# Task requirements:
Using the data below, gather each line that includes the word "cells".

Records from a data source:

+ + + + +

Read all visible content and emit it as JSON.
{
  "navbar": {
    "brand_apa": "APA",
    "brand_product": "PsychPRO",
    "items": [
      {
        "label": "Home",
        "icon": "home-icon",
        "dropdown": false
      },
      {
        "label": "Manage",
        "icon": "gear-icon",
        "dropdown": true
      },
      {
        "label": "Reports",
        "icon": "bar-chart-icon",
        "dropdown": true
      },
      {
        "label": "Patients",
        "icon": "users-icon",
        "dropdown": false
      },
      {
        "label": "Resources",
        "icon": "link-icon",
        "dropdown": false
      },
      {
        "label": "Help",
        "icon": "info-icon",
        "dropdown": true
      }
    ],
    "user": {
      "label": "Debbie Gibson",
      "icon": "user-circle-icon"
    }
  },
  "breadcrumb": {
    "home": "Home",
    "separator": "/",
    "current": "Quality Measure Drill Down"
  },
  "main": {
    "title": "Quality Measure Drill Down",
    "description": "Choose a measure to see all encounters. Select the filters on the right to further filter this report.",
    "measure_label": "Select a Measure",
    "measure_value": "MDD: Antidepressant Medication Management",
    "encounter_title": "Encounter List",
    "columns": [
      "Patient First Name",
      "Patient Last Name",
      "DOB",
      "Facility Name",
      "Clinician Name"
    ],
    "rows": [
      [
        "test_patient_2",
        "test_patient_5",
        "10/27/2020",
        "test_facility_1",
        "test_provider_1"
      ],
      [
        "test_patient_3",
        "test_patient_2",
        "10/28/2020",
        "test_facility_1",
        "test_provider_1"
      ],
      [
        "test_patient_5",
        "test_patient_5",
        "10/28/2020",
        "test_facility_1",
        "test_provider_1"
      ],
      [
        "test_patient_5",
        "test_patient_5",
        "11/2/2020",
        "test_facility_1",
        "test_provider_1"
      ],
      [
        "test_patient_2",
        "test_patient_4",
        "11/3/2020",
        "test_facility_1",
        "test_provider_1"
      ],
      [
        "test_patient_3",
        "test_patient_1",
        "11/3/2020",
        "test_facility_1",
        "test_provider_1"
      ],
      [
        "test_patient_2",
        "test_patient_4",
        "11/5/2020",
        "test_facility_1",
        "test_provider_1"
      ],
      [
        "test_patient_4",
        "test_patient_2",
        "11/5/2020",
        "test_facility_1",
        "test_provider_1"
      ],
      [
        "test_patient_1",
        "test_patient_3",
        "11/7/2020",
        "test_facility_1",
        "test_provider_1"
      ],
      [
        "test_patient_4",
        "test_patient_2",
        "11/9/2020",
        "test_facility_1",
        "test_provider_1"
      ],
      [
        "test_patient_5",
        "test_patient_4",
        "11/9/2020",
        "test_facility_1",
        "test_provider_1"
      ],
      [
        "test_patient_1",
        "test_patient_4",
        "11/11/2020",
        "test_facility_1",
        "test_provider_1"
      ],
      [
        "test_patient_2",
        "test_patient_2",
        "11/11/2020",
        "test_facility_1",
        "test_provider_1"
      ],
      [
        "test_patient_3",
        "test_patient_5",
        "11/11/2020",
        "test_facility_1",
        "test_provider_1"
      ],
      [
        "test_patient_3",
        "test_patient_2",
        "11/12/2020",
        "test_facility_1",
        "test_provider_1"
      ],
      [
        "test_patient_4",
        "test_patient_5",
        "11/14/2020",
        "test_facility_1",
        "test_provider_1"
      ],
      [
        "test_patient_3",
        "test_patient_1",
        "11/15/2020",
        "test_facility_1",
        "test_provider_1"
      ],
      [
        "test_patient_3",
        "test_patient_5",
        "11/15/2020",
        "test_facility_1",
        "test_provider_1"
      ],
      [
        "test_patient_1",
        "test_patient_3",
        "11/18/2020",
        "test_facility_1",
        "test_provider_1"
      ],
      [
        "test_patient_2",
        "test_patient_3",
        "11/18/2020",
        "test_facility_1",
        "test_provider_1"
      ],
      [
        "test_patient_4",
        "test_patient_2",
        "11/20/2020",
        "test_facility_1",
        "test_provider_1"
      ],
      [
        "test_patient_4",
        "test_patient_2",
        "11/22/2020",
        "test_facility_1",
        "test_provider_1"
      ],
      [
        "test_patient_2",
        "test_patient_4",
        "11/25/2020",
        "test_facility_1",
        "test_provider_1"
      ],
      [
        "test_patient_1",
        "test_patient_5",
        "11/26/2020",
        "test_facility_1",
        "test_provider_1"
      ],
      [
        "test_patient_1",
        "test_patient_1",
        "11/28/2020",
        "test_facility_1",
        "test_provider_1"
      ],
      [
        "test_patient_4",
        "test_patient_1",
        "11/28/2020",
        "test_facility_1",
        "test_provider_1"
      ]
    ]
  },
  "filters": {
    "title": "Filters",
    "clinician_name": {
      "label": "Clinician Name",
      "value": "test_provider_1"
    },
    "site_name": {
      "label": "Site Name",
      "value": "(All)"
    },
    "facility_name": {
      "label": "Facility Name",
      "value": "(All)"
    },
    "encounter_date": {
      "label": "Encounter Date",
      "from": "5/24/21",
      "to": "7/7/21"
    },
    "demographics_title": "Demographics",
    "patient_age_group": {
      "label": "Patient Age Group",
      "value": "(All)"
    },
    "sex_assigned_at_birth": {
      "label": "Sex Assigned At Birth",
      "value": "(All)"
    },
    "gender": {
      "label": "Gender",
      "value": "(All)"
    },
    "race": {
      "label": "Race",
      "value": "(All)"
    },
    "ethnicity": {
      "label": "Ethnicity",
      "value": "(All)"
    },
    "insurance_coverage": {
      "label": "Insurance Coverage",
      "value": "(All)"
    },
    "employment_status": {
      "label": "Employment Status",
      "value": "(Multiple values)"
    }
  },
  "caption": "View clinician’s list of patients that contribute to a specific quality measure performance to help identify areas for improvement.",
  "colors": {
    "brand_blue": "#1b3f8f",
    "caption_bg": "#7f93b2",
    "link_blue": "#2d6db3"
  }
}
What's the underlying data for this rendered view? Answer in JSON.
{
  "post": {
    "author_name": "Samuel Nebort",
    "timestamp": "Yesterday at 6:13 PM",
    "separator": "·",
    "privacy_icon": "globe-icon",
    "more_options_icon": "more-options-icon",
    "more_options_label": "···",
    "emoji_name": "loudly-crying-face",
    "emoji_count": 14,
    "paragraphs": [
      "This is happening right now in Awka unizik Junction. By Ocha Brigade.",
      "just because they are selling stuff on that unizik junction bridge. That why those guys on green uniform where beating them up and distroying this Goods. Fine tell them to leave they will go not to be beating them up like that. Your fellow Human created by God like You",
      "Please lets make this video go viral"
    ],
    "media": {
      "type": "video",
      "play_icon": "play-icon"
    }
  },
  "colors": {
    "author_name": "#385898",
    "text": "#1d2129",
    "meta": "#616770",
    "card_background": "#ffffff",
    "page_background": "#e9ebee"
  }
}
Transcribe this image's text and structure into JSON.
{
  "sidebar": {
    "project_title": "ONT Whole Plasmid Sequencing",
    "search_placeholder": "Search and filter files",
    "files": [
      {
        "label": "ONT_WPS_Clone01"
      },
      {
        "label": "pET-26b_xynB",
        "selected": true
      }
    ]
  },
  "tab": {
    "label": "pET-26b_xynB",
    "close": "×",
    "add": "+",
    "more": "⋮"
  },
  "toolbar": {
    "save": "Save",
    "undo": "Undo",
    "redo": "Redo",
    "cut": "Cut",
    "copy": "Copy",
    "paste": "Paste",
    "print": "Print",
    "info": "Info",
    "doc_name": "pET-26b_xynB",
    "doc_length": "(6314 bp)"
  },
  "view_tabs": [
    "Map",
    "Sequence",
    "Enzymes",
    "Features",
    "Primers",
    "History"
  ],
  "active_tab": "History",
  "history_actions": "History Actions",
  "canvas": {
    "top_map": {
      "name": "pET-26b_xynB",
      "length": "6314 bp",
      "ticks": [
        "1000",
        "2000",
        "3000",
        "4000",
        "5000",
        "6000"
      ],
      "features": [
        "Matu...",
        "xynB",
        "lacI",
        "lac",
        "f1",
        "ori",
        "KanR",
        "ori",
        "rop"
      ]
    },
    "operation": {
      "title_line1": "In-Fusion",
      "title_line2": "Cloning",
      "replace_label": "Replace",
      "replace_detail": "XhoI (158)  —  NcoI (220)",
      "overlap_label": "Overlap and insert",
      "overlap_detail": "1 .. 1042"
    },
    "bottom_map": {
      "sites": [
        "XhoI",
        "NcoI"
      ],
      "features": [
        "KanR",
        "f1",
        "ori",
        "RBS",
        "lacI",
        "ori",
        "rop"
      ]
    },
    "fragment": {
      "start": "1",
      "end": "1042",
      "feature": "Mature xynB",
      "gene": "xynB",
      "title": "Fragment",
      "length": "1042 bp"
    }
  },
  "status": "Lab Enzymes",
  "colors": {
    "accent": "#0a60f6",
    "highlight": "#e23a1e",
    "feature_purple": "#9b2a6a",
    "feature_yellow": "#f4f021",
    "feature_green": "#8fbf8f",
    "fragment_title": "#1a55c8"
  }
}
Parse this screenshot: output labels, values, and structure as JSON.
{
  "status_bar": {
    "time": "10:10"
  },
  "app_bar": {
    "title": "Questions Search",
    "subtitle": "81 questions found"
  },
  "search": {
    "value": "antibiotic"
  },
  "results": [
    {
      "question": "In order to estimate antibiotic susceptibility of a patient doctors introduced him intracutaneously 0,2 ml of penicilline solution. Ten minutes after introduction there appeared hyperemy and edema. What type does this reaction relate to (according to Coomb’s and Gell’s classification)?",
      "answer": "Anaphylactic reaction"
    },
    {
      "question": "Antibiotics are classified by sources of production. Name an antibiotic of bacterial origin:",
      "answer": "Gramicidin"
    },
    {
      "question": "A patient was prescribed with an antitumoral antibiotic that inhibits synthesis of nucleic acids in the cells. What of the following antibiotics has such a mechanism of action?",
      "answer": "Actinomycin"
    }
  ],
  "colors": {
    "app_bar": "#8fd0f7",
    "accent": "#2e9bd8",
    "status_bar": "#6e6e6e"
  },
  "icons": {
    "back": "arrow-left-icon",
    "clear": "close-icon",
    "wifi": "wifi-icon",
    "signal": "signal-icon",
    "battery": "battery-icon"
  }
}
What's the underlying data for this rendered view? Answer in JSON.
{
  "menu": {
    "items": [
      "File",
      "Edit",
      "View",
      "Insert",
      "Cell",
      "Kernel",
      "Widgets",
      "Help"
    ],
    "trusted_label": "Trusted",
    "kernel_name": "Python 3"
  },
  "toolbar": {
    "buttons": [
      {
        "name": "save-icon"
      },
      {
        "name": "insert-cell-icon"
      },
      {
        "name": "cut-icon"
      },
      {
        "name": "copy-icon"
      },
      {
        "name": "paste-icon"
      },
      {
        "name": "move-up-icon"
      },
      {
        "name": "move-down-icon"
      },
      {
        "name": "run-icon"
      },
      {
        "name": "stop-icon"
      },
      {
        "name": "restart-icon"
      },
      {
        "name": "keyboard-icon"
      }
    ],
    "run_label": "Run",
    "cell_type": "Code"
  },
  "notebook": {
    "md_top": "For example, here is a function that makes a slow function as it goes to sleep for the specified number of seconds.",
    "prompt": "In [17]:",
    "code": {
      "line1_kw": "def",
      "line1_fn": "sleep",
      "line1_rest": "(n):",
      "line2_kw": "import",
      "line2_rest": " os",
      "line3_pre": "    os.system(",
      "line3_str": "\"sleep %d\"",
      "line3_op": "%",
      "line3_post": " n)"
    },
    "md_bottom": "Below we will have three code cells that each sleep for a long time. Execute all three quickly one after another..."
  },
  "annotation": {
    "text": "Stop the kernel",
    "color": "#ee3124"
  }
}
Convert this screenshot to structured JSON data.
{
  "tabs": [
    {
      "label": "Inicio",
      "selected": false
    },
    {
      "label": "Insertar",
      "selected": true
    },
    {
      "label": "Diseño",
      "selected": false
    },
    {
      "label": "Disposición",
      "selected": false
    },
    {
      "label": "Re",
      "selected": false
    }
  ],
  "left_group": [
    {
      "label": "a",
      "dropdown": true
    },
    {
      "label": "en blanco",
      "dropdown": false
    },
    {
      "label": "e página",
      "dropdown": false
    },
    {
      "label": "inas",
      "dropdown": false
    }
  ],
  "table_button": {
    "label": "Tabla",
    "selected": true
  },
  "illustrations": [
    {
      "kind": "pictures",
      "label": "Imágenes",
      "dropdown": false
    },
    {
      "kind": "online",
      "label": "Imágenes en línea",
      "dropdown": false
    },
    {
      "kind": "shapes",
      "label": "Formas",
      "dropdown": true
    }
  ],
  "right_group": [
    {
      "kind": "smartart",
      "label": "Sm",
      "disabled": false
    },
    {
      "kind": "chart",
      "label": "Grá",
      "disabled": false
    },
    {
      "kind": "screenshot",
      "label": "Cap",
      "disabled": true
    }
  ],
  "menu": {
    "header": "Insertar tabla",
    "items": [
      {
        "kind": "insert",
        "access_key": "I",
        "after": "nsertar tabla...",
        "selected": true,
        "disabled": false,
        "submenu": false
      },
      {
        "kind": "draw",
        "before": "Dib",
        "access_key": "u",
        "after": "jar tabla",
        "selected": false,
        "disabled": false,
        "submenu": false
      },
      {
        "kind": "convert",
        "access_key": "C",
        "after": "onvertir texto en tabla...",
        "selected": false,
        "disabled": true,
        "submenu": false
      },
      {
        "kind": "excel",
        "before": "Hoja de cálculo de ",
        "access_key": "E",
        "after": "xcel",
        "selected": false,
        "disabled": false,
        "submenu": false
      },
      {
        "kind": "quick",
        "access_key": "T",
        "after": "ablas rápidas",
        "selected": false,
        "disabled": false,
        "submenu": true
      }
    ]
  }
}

+ + + + +

# Result:
      "question": "A patient was prescribed with an antitumoral antibiotic that inhibits synthesis of nucleic acids in the cells. What of the following antibiotics has such a mechanism of action?",
    "md_bottom": "Below we will have three code cells that each sleep for a long time. Execute all three quickly one after another..."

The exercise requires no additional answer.